[Short task]:
Collect all lines containing the word "côaxecva" from the data.

Collected data entries
((

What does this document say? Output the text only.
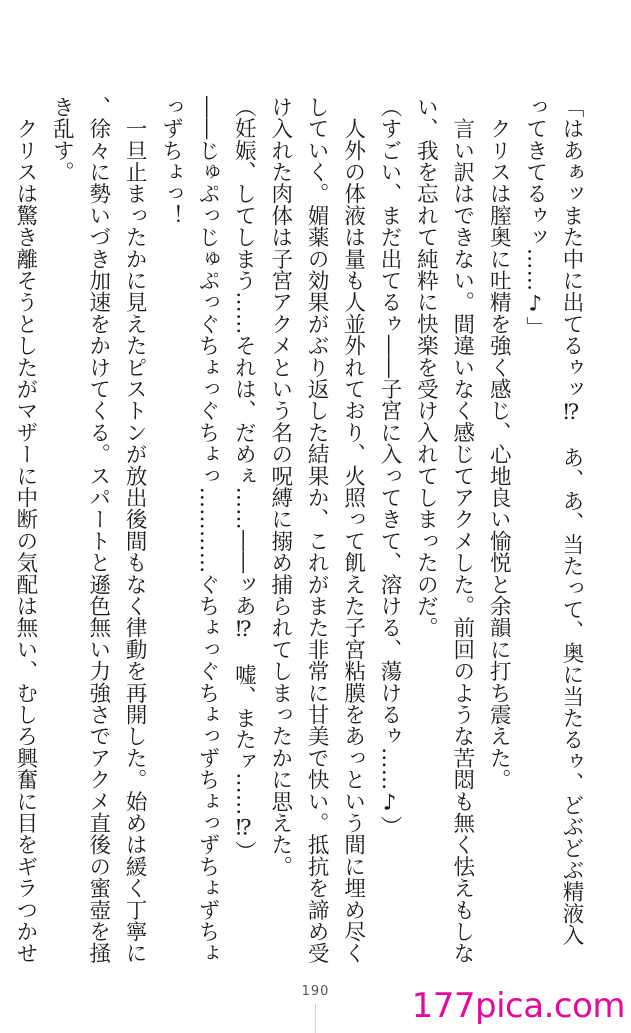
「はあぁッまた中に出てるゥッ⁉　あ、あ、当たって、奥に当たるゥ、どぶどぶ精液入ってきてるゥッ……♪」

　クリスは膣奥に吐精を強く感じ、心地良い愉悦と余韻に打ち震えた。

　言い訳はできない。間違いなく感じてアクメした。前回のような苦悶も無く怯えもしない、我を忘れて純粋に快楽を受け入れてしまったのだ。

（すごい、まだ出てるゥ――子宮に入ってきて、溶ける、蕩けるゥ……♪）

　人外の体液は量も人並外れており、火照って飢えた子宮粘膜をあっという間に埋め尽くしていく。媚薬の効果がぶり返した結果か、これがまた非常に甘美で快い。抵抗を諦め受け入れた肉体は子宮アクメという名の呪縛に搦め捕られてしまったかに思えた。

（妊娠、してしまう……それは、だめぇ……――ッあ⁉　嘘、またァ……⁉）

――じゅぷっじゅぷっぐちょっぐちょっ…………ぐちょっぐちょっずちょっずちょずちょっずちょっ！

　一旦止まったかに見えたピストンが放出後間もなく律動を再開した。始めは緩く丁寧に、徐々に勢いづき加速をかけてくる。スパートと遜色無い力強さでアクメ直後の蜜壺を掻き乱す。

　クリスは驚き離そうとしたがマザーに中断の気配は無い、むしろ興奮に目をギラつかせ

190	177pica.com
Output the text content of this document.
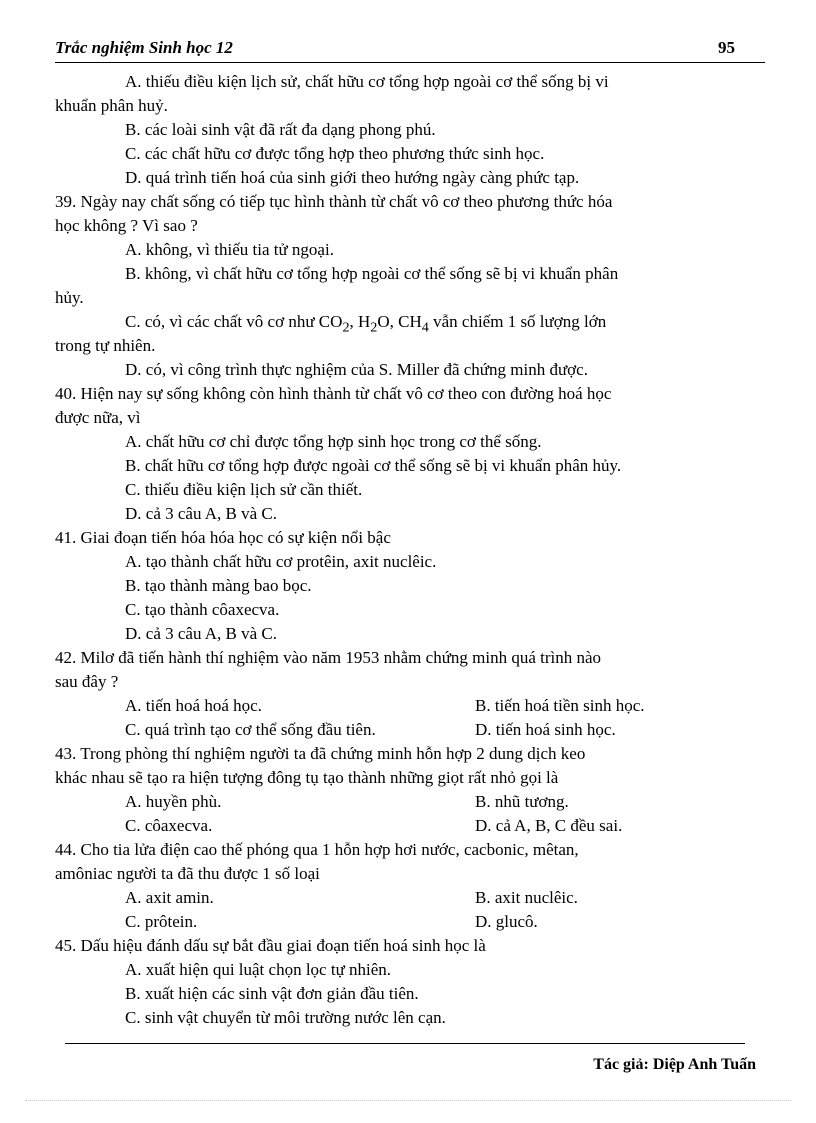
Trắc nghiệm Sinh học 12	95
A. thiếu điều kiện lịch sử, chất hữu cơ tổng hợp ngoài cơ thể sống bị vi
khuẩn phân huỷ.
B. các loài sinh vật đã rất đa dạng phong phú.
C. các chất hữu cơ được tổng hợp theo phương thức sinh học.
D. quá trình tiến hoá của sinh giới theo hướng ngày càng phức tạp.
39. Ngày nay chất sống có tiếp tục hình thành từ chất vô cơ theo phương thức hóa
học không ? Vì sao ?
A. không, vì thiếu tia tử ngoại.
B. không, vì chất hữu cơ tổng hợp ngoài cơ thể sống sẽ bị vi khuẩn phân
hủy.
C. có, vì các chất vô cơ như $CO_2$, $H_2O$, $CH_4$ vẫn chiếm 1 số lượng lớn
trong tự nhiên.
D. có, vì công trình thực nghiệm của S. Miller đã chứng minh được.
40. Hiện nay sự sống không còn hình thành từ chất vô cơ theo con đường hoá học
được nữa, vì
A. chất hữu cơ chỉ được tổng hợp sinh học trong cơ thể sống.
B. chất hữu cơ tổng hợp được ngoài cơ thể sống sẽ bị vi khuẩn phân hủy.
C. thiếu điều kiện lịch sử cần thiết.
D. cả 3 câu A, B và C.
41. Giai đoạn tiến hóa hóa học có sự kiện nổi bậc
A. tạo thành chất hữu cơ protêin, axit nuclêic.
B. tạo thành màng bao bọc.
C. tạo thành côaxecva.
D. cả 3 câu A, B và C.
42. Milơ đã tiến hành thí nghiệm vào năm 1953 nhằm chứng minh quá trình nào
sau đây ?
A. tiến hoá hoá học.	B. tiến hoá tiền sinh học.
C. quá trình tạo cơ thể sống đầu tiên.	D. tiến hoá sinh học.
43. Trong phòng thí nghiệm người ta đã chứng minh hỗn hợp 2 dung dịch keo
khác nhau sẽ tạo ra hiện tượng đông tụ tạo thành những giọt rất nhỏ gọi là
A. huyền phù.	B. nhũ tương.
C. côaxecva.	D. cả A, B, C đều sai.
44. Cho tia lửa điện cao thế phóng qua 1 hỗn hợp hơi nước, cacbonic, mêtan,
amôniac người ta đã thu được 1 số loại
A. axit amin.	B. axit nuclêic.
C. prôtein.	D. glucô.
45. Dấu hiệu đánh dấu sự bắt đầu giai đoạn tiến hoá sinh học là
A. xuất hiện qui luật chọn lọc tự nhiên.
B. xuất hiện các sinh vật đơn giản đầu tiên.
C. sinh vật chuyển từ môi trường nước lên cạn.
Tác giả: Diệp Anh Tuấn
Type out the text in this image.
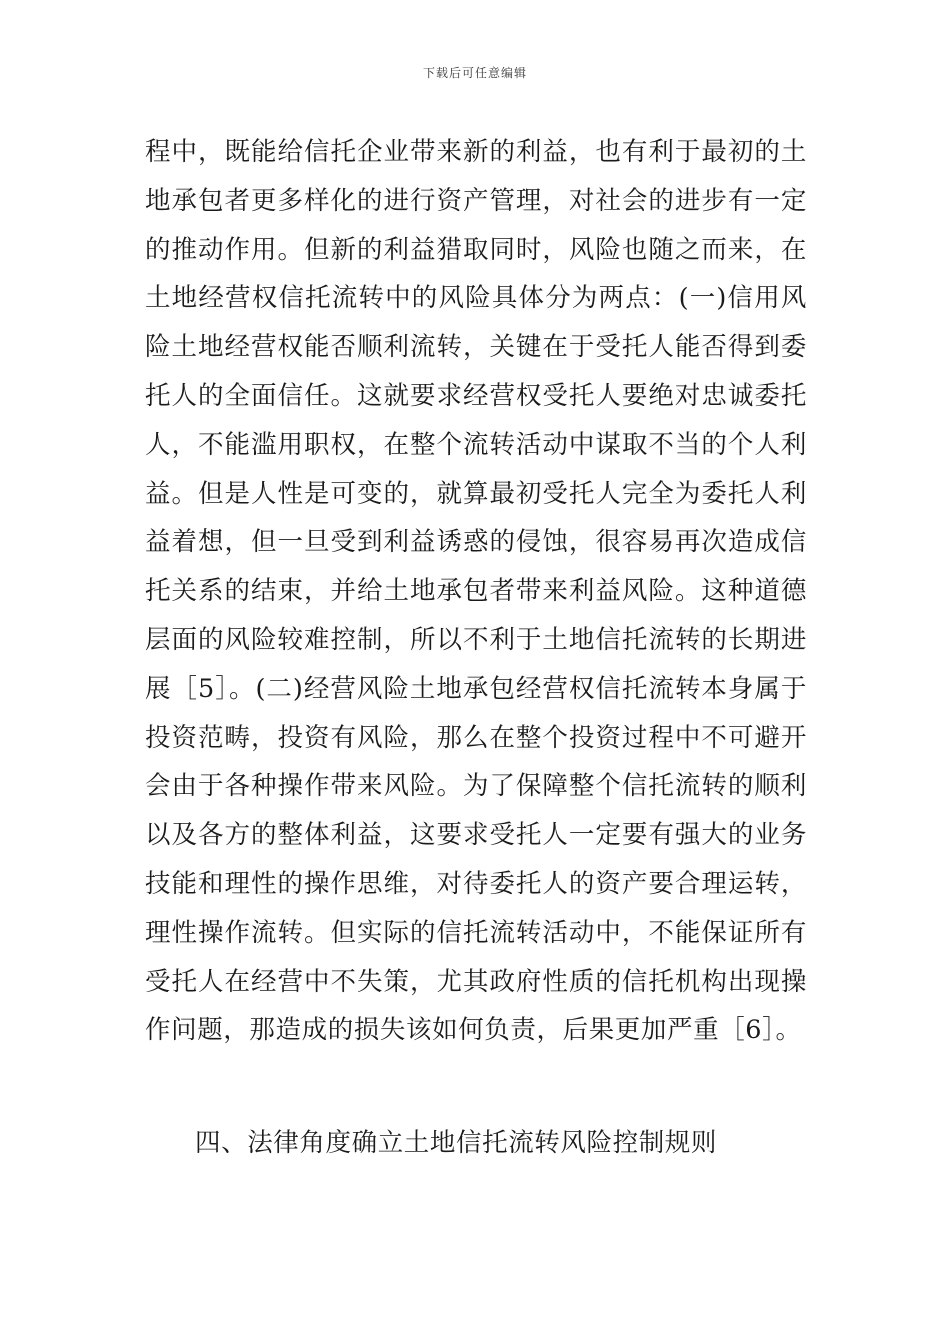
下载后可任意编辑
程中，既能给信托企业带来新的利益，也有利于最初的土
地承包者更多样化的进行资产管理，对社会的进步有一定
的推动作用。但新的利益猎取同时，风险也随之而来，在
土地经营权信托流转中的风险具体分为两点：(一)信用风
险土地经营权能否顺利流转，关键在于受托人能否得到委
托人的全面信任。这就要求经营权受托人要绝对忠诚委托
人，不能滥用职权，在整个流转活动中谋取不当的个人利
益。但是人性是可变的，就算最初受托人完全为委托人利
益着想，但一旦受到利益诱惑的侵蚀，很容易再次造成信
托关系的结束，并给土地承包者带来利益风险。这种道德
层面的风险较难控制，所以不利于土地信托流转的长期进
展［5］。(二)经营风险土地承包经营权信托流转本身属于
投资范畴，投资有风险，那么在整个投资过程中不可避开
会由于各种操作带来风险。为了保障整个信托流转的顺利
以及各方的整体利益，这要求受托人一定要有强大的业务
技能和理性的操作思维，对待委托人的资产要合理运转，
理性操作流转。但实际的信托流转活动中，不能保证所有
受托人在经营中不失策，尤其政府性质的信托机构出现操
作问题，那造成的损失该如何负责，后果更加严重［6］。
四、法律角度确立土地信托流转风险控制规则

))

[Written answer]:
C. tạo thành côaxecva.
C. côaxecva.	D. cả A, B, C đều sai.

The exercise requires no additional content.